# INSTRUCTIONS TO FOLLOW
Search the material for the string "solutions" and copy each line where it occurs.

# DATA FOR THIS TASK
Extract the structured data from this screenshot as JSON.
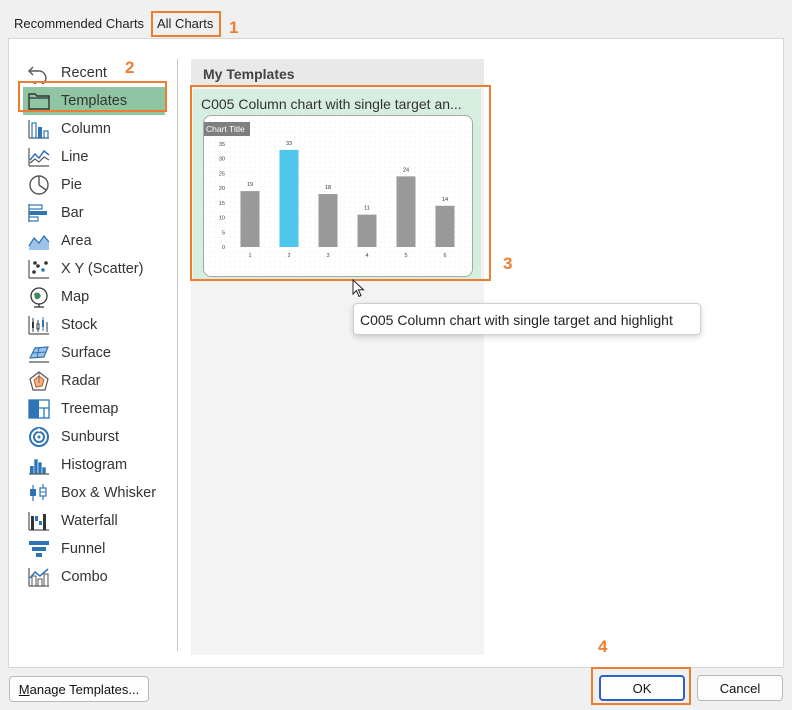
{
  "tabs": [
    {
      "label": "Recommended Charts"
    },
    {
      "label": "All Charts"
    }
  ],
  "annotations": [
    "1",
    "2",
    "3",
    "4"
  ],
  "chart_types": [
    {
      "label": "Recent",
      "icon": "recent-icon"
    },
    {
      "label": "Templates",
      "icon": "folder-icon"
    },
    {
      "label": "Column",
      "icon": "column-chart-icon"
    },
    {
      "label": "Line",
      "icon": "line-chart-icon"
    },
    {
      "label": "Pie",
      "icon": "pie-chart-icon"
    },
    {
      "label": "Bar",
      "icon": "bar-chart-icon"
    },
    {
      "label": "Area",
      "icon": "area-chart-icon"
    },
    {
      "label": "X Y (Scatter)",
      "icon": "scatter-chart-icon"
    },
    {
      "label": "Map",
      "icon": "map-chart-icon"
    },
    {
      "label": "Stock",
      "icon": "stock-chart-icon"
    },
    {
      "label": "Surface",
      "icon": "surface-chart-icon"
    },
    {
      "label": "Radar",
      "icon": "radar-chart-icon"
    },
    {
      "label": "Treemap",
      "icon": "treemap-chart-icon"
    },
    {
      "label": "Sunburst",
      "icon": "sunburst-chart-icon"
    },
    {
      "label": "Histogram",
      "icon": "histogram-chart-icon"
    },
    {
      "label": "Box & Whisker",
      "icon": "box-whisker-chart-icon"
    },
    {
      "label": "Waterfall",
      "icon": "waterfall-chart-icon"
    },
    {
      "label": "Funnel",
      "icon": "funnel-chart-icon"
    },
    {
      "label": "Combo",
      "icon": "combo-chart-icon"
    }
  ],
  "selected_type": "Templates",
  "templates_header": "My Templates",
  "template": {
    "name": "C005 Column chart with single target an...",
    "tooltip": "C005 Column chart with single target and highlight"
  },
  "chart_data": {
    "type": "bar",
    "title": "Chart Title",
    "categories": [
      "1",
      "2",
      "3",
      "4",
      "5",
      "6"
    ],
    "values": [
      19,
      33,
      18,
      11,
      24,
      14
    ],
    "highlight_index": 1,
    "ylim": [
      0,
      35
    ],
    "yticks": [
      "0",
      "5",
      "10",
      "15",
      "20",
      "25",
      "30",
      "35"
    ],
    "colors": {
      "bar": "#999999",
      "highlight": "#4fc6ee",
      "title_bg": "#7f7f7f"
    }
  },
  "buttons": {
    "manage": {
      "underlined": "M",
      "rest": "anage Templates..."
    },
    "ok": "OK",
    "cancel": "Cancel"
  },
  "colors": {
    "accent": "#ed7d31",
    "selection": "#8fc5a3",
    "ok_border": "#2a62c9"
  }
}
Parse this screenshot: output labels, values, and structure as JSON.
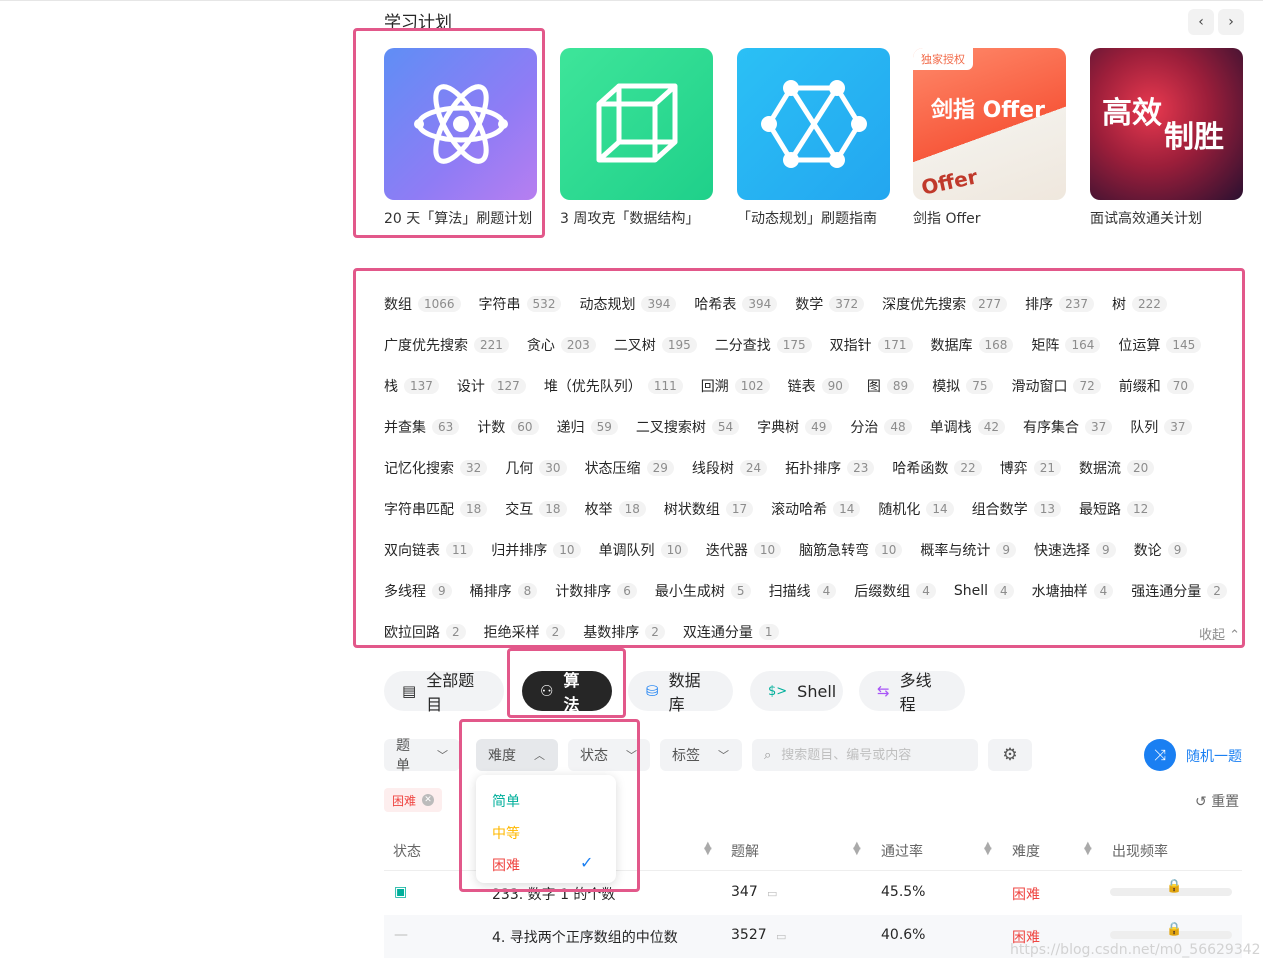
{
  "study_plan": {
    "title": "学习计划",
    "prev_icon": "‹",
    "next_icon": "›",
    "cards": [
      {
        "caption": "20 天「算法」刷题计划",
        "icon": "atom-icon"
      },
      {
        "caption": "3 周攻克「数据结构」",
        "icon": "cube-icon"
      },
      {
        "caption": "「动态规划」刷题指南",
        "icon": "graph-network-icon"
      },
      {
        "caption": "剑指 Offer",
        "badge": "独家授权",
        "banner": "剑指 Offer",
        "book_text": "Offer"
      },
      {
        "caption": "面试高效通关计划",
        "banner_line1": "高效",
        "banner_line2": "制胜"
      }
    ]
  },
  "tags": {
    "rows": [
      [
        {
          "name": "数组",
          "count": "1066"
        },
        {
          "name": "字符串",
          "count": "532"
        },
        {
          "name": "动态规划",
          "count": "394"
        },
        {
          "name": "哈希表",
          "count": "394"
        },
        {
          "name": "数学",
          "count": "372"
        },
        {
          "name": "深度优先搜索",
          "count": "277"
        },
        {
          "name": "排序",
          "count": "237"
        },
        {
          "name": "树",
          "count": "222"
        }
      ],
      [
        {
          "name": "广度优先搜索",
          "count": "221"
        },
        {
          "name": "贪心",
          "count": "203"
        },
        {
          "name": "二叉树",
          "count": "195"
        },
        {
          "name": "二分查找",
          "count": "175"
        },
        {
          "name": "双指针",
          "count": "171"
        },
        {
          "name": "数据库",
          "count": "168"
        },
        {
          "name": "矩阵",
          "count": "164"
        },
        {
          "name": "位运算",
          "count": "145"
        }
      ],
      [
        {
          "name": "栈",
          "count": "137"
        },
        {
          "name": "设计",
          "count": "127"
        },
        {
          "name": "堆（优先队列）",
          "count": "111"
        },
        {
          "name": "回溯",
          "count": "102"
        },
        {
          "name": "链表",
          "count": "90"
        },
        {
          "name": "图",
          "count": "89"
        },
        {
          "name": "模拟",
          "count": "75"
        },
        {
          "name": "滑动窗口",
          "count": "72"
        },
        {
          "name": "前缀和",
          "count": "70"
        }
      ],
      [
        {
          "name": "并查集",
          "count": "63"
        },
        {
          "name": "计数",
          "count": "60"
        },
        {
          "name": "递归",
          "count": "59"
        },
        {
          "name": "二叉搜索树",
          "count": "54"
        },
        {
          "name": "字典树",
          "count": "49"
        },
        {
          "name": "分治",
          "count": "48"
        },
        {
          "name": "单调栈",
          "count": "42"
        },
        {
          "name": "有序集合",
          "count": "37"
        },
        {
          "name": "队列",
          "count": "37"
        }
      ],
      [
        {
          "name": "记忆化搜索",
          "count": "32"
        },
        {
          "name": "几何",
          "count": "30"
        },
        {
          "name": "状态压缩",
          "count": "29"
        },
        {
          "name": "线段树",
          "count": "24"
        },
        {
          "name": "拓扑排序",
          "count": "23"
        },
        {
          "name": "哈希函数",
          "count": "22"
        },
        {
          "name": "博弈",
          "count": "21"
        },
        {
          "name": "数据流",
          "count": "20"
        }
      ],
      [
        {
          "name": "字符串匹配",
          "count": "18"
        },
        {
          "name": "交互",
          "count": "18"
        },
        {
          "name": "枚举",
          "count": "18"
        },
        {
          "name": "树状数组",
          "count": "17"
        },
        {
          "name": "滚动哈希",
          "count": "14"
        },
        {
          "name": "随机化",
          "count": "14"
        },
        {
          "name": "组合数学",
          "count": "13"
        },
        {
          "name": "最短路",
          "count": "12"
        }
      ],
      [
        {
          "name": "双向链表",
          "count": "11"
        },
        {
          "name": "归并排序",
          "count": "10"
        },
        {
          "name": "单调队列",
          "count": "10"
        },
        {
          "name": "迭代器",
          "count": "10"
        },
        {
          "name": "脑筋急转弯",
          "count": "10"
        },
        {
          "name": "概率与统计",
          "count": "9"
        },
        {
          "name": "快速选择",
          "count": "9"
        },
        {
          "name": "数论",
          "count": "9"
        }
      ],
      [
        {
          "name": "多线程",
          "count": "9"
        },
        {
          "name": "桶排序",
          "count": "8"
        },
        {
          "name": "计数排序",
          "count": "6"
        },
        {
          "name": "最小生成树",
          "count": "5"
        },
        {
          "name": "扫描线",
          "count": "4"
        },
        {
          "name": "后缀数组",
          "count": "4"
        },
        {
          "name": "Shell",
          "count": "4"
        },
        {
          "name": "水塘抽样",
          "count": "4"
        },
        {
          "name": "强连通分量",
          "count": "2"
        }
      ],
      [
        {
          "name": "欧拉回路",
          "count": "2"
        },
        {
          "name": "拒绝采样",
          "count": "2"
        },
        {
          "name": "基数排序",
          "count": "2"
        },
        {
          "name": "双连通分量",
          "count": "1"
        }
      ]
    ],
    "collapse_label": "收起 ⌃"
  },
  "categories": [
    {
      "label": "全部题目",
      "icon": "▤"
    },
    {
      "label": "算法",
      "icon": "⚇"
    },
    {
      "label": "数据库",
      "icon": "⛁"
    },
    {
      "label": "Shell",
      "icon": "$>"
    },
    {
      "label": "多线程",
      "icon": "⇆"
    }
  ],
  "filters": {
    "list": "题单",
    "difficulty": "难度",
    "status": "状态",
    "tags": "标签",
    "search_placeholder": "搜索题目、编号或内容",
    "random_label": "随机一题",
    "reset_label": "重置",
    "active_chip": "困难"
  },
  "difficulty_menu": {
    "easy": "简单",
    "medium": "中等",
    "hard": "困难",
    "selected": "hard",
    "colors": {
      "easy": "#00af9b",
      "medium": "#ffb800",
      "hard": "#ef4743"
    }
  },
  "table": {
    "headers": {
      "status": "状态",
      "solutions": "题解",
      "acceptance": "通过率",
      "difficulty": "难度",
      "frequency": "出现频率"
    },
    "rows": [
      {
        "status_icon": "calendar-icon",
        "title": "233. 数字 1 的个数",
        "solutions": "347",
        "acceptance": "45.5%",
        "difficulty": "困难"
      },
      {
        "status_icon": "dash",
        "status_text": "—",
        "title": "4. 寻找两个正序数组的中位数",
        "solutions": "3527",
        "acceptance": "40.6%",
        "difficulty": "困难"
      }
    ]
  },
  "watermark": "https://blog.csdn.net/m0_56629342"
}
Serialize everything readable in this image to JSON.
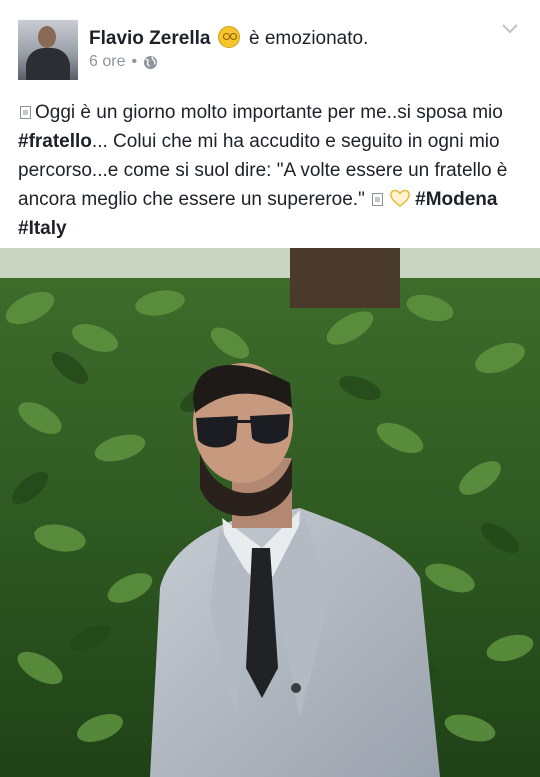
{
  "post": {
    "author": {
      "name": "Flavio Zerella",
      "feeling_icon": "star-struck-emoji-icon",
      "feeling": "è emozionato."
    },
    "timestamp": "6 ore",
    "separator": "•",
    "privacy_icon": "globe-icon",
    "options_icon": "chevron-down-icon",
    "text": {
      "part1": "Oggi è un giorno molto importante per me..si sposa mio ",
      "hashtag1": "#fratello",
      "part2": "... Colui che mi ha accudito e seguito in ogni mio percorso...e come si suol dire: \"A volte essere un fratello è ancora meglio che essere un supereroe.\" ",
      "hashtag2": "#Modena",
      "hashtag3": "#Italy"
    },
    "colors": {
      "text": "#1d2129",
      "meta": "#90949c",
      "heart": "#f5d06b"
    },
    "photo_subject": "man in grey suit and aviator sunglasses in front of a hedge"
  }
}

# COMPLETE OUTPUT
      "solutions": "题解",
        "solutions": "347",
        "solutions": "3527",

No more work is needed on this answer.